→ Stated problem:
Find every line in the records below that contains the word "عبدالعزيز", and copy each such line.
------------------------------------
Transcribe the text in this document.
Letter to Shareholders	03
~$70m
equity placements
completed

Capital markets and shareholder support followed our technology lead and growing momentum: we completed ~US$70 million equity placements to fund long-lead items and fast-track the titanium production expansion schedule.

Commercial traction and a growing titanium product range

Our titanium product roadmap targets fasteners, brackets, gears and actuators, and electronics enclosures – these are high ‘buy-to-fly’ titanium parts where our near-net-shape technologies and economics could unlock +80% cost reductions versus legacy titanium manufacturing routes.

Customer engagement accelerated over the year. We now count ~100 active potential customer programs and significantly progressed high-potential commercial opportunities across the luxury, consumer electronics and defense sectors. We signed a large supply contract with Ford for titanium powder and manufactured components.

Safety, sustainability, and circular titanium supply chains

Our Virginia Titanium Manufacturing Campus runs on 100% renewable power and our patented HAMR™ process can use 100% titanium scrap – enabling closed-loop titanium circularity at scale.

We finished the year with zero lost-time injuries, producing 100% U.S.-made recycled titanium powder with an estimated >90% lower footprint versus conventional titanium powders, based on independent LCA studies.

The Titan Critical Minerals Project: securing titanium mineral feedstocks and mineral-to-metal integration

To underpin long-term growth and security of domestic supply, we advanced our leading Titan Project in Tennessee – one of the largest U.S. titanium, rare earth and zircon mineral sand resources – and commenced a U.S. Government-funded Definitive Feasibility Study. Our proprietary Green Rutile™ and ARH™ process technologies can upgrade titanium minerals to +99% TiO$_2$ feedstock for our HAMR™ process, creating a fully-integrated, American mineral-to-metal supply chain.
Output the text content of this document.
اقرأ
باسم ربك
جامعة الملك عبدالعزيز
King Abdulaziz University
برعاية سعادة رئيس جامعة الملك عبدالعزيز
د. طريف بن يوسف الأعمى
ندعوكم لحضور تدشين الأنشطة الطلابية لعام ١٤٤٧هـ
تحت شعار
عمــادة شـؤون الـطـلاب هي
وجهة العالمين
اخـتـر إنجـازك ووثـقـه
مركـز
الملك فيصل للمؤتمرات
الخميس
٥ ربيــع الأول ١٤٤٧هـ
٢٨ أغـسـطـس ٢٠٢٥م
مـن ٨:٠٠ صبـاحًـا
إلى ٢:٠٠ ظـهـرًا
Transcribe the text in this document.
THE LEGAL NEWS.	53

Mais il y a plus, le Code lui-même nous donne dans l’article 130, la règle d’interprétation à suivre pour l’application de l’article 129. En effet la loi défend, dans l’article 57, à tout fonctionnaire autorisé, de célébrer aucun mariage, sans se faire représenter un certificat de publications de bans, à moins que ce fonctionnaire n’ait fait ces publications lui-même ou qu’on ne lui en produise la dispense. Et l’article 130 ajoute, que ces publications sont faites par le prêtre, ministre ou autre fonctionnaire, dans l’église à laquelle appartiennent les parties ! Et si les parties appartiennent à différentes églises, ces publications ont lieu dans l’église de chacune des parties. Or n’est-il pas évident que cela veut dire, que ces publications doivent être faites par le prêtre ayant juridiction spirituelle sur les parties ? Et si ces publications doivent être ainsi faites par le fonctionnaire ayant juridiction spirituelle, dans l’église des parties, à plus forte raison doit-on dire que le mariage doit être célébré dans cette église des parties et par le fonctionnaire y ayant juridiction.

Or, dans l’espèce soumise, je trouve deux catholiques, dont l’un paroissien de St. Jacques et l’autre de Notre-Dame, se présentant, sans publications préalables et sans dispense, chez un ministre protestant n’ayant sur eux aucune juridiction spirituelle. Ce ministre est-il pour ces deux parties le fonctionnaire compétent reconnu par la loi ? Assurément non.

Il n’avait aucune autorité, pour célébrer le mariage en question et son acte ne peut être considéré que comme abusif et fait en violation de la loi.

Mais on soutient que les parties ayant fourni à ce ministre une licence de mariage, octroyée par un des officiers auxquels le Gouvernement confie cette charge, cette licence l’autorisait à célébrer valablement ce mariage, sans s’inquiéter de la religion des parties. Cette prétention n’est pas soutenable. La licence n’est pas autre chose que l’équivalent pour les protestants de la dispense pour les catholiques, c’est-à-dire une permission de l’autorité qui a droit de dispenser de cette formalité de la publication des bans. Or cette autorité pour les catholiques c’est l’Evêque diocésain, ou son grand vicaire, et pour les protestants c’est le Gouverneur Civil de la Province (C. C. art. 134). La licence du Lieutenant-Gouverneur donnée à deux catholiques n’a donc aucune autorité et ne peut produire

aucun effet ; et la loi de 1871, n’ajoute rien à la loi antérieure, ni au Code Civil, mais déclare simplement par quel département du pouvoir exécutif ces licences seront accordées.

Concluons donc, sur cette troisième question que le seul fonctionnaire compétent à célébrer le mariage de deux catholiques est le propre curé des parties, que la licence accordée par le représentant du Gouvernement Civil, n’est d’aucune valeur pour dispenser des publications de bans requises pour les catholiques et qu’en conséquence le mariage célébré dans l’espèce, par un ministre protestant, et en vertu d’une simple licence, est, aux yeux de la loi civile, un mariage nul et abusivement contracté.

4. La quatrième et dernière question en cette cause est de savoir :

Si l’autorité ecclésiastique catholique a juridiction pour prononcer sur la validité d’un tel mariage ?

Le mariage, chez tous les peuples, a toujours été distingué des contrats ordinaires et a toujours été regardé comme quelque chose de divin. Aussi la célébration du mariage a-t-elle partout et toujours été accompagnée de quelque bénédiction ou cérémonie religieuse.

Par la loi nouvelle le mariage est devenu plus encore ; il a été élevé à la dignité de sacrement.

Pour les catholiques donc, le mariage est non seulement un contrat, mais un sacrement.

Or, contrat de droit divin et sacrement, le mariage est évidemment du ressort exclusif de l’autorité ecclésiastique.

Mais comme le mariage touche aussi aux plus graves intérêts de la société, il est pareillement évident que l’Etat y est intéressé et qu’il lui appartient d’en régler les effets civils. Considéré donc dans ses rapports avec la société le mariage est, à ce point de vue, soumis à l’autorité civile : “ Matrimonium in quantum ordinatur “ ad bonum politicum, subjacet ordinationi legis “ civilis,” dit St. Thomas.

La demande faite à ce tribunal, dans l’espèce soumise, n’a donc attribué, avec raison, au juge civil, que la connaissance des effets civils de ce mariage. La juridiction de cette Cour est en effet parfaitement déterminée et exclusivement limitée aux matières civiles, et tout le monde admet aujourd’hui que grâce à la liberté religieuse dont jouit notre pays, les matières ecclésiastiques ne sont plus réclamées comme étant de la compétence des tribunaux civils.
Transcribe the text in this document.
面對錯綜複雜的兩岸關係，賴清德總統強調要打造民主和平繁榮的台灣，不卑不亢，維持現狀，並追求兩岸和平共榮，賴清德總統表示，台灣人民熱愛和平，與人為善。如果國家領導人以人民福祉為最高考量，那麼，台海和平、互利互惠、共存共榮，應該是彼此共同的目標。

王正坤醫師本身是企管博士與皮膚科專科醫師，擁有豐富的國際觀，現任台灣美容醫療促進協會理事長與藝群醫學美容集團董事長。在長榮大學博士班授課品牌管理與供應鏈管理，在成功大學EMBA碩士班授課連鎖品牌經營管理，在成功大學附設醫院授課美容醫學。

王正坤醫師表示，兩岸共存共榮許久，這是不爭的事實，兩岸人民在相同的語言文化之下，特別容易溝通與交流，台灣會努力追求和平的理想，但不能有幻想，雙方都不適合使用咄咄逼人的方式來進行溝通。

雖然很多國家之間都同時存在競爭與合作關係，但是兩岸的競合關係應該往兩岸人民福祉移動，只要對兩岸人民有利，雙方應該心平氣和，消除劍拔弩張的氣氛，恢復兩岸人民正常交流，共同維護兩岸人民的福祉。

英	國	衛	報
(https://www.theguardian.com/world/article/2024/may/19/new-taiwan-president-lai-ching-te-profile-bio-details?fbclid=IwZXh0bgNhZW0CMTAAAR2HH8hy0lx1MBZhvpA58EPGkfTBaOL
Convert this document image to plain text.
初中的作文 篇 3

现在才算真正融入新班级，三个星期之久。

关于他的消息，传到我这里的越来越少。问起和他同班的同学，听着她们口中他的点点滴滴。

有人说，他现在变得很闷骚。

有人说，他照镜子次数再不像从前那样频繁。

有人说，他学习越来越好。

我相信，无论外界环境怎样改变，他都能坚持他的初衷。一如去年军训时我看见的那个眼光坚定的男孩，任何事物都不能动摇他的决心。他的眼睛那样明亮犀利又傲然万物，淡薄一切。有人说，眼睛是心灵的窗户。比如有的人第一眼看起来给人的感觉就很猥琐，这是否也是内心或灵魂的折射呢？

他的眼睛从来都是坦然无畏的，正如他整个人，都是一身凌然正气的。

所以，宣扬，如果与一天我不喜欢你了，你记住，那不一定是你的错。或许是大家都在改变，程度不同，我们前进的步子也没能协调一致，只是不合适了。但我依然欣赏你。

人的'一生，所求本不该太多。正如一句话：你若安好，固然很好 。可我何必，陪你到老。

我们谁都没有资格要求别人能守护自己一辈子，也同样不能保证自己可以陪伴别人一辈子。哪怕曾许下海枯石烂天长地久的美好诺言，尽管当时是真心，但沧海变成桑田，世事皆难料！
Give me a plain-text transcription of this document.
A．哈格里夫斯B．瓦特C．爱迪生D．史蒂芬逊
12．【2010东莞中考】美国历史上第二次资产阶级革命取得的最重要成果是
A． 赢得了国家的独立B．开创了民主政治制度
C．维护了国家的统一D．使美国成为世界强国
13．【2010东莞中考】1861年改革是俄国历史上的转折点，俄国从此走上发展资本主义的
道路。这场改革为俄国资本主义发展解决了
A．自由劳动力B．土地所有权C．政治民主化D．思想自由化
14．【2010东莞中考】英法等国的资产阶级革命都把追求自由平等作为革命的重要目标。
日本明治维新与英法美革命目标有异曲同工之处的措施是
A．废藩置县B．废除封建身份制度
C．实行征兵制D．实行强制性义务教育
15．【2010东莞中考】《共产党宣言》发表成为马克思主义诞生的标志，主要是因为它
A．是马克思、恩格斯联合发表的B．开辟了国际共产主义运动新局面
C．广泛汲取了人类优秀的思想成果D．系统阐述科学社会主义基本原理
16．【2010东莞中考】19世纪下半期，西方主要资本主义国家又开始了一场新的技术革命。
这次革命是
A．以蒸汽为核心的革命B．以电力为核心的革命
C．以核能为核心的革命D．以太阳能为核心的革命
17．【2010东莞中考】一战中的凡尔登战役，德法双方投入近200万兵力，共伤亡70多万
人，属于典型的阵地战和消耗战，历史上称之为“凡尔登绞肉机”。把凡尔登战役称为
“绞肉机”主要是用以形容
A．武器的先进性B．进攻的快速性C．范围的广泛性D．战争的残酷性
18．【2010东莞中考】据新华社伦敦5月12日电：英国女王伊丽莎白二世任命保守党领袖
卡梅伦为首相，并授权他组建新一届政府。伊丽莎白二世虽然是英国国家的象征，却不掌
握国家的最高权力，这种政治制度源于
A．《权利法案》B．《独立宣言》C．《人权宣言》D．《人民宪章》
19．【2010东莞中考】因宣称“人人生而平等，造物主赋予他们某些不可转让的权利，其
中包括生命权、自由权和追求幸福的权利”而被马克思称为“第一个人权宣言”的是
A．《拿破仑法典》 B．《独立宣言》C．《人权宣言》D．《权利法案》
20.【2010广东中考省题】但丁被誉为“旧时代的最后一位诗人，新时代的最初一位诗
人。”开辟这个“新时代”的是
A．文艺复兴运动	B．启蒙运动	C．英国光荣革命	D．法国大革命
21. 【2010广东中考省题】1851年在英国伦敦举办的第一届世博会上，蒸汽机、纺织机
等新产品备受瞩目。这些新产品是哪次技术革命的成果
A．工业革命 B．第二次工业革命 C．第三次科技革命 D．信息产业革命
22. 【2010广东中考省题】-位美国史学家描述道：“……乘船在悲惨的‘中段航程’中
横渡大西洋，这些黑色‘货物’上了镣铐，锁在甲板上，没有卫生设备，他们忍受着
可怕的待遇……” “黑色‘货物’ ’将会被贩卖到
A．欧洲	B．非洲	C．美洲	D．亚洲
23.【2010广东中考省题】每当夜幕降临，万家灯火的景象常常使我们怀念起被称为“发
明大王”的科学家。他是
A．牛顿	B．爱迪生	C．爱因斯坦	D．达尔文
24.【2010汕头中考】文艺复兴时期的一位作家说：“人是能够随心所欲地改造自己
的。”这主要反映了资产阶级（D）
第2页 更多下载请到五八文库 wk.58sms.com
------------------------------------
→ Output of the task:
جامعة الملك عبدالعزيز
برعاية سعادة رئيس جامعة الملك عبدالعزيز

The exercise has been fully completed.